→ **Task objective**
In the items below, replace "legend-marker" with "legend-symbol" and leave every other part of each line as it is.

>> Begin Records for the task

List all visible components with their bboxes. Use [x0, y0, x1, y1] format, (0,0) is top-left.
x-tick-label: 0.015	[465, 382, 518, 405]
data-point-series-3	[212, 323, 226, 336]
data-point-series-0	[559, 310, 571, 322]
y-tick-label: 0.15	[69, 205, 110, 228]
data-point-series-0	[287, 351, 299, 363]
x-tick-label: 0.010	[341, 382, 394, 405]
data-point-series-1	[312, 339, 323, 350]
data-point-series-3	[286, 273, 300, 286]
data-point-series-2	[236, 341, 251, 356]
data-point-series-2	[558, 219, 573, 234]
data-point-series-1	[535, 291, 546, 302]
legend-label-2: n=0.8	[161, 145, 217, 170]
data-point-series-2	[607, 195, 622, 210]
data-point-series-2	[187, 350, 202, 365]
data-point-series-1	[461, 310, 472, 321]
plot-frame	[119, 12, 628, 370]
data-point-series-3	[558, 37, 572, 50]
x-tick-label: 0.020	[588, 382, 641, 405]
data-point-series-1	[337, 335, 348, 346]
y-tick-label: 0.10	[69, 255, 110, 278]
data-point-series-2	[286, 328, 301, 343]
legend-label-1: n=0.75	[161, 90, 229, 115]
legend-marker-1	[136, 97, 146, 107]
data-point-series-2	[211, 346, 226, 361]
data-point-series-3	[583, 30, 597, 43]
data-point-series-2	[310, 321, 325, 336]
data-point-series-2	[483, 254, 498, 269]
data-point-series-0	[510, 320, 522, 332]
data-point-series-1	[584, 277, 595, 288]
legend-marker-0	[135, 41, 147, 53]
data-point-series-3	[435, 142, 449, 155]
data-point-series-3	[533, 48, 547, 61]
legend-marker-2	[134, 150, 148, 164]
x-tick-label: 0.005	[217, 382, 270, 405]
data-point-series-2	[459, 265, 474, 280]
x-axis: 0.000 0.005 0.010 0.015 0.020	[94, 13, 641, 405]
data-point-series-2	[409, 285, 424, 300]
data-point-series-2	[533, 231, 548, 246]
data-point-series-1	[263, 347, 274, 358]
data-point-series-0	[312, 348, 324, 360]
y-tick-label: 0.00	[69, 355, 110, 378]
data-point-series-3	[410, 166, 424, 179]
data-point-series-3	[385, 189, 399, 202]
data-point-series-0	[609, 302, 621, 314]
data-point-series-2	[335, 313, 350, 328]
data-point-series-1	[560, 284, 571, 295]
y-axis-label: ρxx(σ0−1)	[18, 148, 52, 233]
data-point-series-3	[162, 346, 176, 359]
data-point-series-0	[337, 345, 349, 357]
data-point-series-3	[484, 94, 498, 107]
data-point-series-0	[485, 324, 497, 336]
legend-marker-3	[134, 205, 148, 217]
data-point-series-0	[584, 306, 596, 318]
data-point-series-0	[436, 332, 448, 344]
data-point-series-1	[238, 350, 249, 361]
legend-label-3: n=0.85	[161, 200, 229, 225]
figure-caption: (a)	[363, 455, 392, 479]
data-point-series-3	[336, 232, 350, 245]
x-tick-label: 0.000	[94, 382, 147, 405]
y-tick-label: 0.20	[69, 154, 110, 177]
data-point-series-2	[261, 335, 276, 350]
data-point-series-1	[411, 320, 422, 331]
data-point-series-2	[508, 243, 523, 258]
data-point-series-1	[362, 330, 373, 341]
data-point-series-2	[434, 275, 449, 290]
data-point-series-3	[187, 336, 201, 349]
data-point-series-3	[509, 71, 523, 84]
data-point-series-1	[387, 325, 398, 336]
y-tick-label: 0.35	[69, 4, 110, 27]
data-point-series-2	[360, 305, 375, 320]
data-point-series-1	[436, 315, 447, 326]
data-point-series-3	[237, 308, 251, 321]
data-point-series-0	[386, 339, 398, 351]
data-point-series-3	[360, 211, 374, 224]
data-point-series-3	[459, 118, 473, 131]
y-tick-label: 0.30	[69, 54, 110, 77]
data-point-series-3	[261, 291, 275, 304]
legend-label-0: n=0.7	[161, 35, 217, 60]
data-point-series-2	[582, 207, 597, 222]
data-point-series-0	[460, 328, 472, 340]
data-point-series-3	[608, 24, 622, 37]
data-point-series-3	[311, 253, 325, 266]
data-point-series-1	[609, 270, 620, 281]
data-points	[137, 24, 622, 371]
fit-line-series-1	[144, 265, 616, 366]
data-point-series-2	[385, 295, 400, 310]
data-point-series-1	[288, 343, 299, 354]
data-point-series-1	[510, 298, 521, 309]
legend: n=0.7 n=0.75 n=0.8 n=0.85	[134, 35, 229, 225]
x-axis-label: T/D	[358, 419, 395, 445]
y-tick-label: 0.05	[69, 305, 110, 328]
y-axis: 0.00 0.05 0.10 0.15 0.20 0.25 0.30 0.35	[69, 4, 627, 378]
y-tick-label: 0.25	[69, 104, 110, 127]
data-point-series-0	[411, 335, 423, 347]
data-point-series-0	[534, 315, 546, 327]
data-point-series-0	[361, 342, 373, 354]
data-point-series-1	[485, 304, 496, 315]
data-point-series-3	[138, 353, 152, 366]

>> End Records for the task

→ **Task solution**
List all visible components with their bboxes. Use [x0, y0, x1, y1] format, (0,0) is top-left.
x-tick-label: 0.015	[465, 382, 518, 405]
data-point-series-3	[212, 323, 226, 336]
data-point-series-0	[559, 310, 571, 322]
y-tick-label: 0.15	[69, 205, 110, 228]
data-point-series-0	[287, 351, 299, 363]
x-tick-label: 0.010	[341, 382, 394, 405]
data-point-series-1	[312, 339, 323, 350]
data-point-series-3	[286, 273, 300, 286]
data-point-series-2	[236, 341, 251, 356]
data-point-series-2	[558, 219, 573, 234]
data-point-series-1	[535, 291, 546, 302]
legend-label-2: n=0.8	[161, 145, 217, 170]
data-point-series-2	[607, 195, 622, 210]
data-point-series-2	[187, 350, 202, 365]
data-point-series-1	[461, 310, 472, 321]
plot-frame	[119, 12, 628, 370]
data-point-series-3	[558, 37, 572, 50]
x-tick-label: 0.020	[588, 382, 641, 405]
data-point-series-1	[337, 335, 348, 346]
y-tick-label: 0.10	[69, 255, 110, 278]
data-point-series-2	[286, 328, 301, 343]
legend-label-1: n=0.75	[161, 90, 229, 115]
legend-symbol-1	[136, 97, 146, 107]
data-point-series-2	[211, 346, 226, 361]
data-point-series-3	[583, 30, 597, 43]
data-point-series-2	[310, 321, 325, 336]
data-point-series-2	[483, 254, 498, 269]
data-point-series-0	[510, 320, 522, 332]
data-point-series-1	[584, 277, 595, 288]
legend-symbol-0	[135, 41, 147, 53]
data-point-series-3	[435, 142, 449, 155]
data-point-series-3	[533, 48, 547, 61]
legend-symbol-2	[134, 150, 148, 164]
x-tick-label: 0.005	[217, 382, 270, 405]
data-point-series-2	[459, 265, 474, 280]
x-axis: 0.000 0.005 0.010 0.015 0.020	[94, 13, 641, 405]
data-point-series-2	[409, 285, 424, 300]
data-point-series-2	[533, 231, 548, 246]
data-point-series-1	[263, 347, 274, 358]
data-point-series-0	[312, 348, 324, 360]
y-tick-label: 0.00	[69, 355, 110, 378]
data-point-series-3	[410, 166, 424, 179]
data-point-series-3	[385, 189, 399, 202]
data-point-series-0	[609, 302, 621, 314]
data-point-series-2	[335, 313, 350, 328]
data-point-series-1	[560, 284, 571, 295]
y-axis-label: ρxx(σ0−1)	[18, 148, 52, 233]
data-point-series-3	[162, 346, 176, 359]
data-point-series-0	[337, 345, 349, 357]
data-point-series-3	[484, 94, 498, 107]
data-point-series-0	[485, 324, 497, 336]
legend-symbol-3	[134, 205, 148, 217]
data-point-series-0	[584, 306, 596, 318]
data-point-series-0	[436, 332, 448, 344]
data-point-series-1	[238, 350, 249, 361]
legend-label-3: n=0.85	[161, 200, 229, 225]
figure-caption: (a)	[363, 455, 392, 479]
data-point-series-3	[336, 232, 350, 245]
x-tick-label: 0.000	[94, 382, 147, 405]
y-tick-label: 0.20	[69, 154, 110, 177]
data-point-series-2	[261, 335, 276, 350]
data-point-series-1	[411, 320, 422, 331]
data-point-series-2	[508, 243, 523, 258]
data-point-series-1	[362, 330, 373, 341]
data-point-series-2	[434, 275, 449, 290]
data-point-series-3	[187, 336, 201, 349]
data-point-series-3	[509, 71, 523, 84]
data-point-series-1	[387, 325, 398, 336]
y-tick-label: 0.35	[69, 4, 110, 27]
data-point-series-2	[360, 305, 375, 320]
data-point-series-1	[436, 315, 447, 326]
data-point-series-3	[237, 308, 251, 321]
data-point-series-0	[386, 339, 398, 351]
data-point-series-3	[360, 211, 374, 224]
data-point-series-3	[459, 118, 473, 131]
y-tick-label: 0.30	[69, 54, 110, 77]
data-point-series-3	[261, 291, 275, 304]
legend-label-0: n=0.7	[161, 35, 217, 60]
data-point-series-2	[582, 207, 597, 222]
data-point-series-0	[460, 328, 472, 340]
data-point-series-3	[608, 24, 622, 37]
data-point-series-3	[311, 253, 325, 266]
data-point-series-1	[609, 270, 620, 281]
data-points	[137, 24, 622, 371]
fit-line-series-1	[144, 265, 616, 366]
data-point-series-2	[385, 295, 400, 310]
data-point-series-1	[288, 343, 299, 354]
data-point-series-1	[510, 298, 521, 309]
legend: n=0.7 n=0.75 n=0.8 n=0.85	[134, 35, 229, 225]
x-axis-label: T/D	[358, 419, 395, 445]
y-tick-label: 0.05	[69, 305, 110, 328]
y-axis: 0.00 0.05 0.10 0.15 0.20 0.25 0.30 0.35	[69, 4, 627, 378]
y-tick-label: 0.25	[69, 104, 110, 127]
data-point-series-0	[411, 335, 423, 347]
data-point-series-0	[534, 315, 546, 327]
data-point-series-0	[361, 342, 373, 354]
data-point-series-1	[485, 304, 496, 315]
data-point-series-3	[138, 353, 152, 366]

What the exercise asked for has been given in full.